— SUPPLIED DATA —
[start]

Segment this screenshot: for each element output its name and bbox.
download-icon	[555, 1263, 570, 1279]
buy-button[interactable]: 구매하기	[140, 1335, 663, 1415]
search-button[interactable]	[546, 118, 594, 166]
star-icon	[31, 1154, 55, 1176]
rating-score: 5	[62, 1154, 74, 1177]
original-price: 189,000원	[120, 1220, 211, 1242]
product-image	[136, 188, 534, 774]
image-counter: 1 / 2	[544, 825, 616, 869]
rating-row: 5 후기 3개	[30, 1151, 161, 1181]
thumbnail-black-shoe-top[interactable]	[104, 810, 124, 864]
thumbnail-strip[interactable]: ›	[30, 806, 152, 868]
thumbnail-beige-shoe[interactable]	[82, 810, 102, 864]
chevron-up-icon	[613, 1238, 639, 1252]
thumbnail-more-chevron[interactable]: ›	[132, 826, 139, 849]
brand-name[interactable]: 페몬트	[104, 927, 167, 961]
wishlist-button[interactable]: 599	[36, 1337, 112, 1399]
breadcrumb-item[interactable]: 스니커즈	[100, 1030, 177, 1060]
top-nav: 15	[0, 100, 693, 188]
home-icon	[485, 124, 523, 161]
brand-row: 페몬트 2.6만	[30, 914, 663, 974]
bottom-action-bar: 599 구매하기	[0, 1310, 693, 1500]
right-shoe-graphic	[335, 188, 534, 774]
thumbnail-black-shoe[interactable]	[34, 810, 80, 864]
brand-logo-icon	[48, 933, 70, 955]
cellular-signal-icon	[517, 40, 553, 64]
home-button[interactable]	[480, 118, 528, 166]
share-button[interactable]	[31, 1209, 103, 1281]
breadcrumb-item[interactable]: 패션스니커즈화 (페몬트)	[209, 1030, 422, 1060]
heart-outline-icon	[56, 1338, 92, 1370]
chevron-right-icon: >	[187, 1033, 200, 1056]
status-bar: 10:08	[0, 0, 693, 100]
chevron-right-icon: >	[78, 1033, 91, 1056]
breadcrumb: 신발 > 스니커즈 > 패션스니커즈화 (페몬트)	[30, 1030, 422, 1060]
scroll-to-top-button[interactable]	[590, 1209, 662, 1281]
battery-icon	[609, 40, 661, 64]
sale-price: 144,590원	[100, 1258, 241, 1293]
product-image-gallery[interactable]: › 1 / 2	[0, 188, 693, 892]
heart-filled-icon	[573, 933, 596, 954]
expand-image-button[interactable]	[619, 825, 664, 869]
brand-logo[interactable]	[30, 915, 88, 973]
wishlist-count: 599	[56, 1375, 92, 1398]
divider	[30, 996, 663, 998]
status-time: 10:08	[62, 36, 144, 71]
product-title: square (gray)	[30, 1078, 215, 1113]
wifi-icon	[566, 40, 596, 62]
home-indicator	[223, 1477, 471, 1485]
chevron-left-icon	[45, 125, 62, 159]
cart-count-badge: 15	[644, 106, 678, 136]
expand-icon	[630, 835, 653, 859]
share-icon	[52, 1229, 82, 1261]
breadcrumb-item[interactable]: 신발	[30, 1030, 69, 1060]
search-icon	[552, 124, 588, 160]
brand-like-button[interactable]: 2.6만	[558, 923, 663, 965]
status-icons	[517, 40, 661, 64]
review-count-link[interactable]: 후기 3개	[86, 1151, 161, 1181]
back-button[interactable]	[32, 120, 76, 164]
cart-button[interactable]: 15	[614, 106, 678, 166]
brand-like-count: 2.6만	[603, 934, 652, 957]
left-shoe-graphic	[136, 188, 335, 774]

[end]

— BRIEF —
Please report every line above that contains the string "graphic", with case counting.

— FINISHED TASK —
right-shoe-graphic	[335, 188, 534, 774]
left-shoe-graphic	[136, 188, 335, 774]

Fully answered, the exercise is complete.